SHORT EXERCISE:
What follows is a listing; give it again exactly, in its entirety.

- - - -

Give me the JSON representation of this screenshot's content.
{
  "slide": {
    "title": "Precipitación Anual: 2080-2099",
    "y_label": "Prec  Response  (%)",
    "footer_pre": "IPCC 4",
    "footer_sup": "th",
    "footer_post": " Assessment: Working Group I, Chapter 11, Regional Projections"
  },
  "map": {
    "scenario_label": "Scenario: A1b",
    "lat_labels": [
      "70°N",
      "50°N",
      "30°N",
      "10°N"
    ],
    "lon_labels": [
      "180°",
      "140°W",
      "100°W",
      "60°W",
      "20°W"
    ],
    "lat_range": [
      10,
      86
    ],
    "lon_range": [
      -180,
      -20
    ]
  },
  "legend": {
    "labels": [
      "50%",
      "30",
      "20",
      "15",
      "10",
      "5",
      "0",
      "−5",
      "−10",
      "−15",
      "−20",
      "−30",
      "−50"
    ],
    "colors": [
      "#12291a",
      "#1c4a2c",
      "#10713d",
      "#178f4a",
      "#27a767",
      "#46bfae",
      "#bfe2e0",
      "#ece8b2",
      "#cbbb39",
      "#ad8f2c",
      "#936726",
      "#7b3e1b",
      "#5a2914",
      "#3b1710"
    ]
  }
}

- - - -

RESULT OF THIS EXERCISE:
Give me the JSON representation of this screenshot's content.
{
  "slide": {
    "title": "Precipitación Anual: 2080-2099",
    "y_label": "Prec  Response  (%)",
    "footer_pre": "IPCC 4",
    "footer_sup": "th",
    "footer_post": " Assessment: Working Group I, Chapter 11, Regional Projections"
  },
  "map": {
    "scenario_label": "Scenario: A1b",
    "lat_labels": [
      "70°N",
      "50°N",
      "30°N",
      "10°N"
    ],
    "lon_labels": [
      "180°",
      "140°W",
      "100°W",
      "60°W",
      "20°W"
    ],
    "lat_range": [
      10,
      86
    ],
    "lon_range": [
      -180,
      -20
    ]
  },
  "legend": {
    "labels": [
      "50%",
      "30",
      "20",
      "15",
      "10",
      "5",
      "0",
      "−5",
      "−10",
      "−15",
      "−20",
      "−30",
      "−50"
    ],
    "colors": [
      "#12291a",
      "#1c4a2c",
      "#10713d",
      "#178f4a",
      "#27a767",
      "#46bfae",
      "#bfe2e0",
      "#ece8b2",
      "#cbbb39",
      "#ad8f2c",
      "#936726",
      "#7b3e1b",
      "#5a2914",
      "#3b1710"
    ]
  }
}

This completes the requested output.